> [Work to be completed]:
The records that follow are to be reproduced verbatim.

> [Records shown]:
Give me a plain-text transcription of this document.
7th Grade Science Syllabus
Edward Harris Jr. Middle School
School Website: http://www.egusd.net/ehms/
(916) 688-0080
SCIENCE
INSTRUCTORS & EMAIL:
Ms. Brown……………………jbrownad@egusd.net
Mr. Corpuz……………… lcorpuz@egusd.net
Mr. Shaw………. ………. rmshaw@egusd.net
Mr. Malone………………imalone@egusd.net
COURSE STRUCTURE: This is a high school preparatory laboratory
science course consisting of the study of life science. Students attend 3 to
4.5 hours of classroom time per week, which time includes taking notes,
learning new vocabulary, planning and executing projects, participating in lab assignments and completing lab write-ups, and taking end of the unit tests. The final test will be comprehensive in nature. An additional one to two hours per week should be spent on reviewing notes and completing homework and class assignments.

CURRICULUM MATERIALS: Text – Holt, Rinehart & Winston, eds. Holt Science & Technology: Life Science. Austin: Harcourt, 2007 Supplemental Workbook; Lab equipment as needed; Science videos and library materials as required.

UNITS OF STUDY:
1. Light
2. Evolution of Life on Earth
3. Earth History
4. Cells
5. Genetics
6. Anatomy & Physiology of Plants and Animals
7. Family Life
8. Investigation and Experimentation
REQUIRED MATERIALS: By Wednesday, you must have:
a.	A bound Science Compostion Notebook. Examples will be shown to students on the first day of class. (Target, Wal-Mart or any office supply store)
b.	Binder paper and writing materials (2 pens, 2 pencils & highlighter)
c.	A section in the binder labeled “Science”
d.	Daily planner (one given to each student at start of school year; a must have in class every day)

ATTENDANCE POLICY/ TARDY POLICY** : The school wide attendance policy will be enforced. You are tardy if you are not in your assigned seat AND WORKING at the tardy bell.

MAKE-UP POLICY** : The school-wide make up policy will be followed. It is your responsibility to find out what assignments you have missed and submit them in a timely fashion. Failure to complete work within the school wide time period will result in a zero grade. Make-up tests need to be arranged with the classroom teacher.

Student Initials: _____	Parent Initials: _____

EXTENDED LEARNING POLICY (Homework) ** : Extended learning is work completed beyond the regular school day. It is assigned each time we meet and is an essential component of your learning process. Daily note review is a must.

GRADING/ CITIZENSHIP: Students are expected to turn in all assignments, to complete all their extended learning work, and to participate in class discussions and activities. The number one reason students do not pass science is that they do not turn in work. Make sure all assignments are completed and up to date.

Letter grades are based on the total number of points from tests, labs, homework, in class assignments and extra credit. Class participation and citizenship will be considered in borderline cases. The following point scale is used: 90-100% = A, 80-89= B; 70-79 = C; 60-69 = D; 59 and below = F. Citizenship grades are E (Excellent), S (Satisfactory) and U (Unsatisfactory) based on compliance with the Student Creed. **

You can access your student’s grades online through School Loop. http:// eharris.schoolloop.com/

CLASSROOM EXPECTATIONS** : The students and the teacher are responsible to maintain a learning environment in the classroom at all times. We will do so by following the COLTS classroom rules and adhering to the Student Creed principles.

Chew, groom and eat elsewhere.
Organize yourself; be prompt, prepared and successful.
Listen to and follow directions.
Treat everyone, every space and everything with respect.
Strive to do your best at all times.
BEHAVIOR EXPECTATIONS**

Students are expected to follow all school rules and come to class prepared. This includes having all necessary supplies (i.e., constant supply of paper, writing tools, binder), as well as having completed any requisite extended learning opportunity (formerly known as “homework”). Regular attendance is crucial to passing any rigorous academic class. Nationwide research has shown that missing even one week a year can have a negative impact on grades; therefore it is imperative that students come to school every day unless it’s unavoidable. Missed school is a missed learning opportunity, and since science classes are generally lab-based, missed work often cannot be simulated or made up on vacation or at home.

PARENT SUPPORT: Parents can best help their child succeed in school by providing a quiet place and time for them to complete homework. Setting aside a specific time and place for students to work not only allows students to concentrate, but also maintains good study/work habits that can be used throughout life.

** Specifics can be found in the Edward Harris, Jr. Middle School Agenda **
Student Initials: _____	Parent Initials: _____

> [Response area]:
Give me a plain-text transcription of this document.
7th Grade Science Syllabus
Edward Harris Jr. Middle School
School Website: http://www.egusd.net/ehms/
(916) 688-0080
SCIENCE
INSTRUCTORS & EMAIL:
Ms. Brown……………………jbrownad@egusd.net
Mr. Corpuz……………… lcorpuz@egusd.net
Mr. Shaw………. ………. rmshaw@egusd.net
Mr. Malone………………imalone@egusd.net
COURSE STRUCTURE: This is a high school preparatory laboratory
science course consisting of the study of life science. Students attend 3 to
4.5 hours of classroom time per week, which time includes taking notes,
learning new vocabulary, planning and executing projects, participating in lab assignments and completing lab write-ups, and taking end of the unit tests. The final test will be comprehensive in nature. An additional one to two hours per week should be spent on reviewing notes and completing homework and class assignments.

CURRICULUM MATERIALS: Text – Holt, Rinehart & Winston, eds. Holt Science & Technology: Life Science. Austin: Harcourt, 2007 Supplemental Workbook; Lab equipment as needed; Science videos and library materials as required.

UNITS OF STUDY:
1. Light
2. Evolution of Life on Earth
3. Earth History
4. Cells
5. Genetics
6. Anatomy & Physiology of Plants and Animals
7. Family Life
8. Investigation and Experimentation
REQUIRED MATERIALS: By Wednesday, you must have:
a.	A bound Science Compostion Notebook. Examples will be shown to students on the first day of class. (Target, Wal-Mart or any office supply store)
b.	Binder paper and writing materials (2 pens, 2 pencils & highlighter)
c.	A section in the binder labeled “Science”
d.	Daily planner (one given to each student at start of school year; a must have in class every day)

ATTENDANCE POLICY/ TARDY POLICY** : The school wide attendance policy will be enforced. You are tardy if you are not in your assigned seat AND WORKING at the tardy bell.

MAKE-UP POLICY** : The school-wide make up policy will be followed. It is your responsibility to find out what assignments you have missed and submit them in a timely fashion. Failure to complete work within the school wide time period will result in a zero grade. Make-up tests need to be arranged with the classroom teacher.

Student Initials: _____	Parent Initials: _____

EXTENDED LEARNING POLICY (Homework) ** : Extended learning is work completed beyond the regular school day. It is assigned each time we meet and is an essential component of your learning process. Daily note review is a must.

GRADING/ CITIZENSHIP: Students are expected to turn in all assignments, to complete all their extended learning work, and to participate in class discussions and activities. The number one reason students do not pass science is that they do not turn in work. Make sure all assignments are completed and up to date.

Letter grades are based on the total number of points from tests, labs, homework, in class assignments and extra credit. Class participation and citizenship will be considered in borderline cases. The following point scale is used: 90-100% = A, 80-89= B; 70-79 = C; 60-69 = D; 59 and below = F. Citizenship grades are E (Excellent), S (Satisfactory) and U (Unsatisfactory) based on compliance with the Student Creed. **

You can access your student’s grades online through School Loop. http:// eharris.schoolloop.com/

CLASSROOM EXPECTATIONS** : The students and the teacher are responsible to maintain a learning environment in the classroom at all times. We will do so by following the COLTS classroom rules and adhering to the Student Creed principles.

Chew, groom and eat elsewhere.
Organize yourself; be prompt, prepared and successful.
Listen to and follow directions.
Treat everyone, every space and everything with respect.
Strive to do your best at all times.
BEHAVIOR EXPECTATIONS**

Students are expected to follow all school rules and come to class prepared. This includes having all necessary supplies (i.e., constant supply of paper, writing tools, binder), as well as having completed any requisite extended learning opportunity (formerly known as “homework”). Regular attendance is crucial to passing any rigorous academic class. Nationwide research has shown that missing even one week a year can have a negative impact on grades; therefore it is imperative that students come to school every day unless it’s unavoidable. Missed school is a missed learning opportunity, and since science classes are generally lab-based, missed work often cannot be simulated or made up on vacation or at home.

PARENT SUPPORT: Parents can best help their child succeed in school by providing a quiet place and time for them to complete homework. Setting aside a specific time and place for students to work not only allows students to concentrate, but also maintains good study/work habits that can be used throughout life.

** Specifics can be found in the Edward Harris, Jr. Middle School Agenda **
Student Initials: _____	Parent Initials: _____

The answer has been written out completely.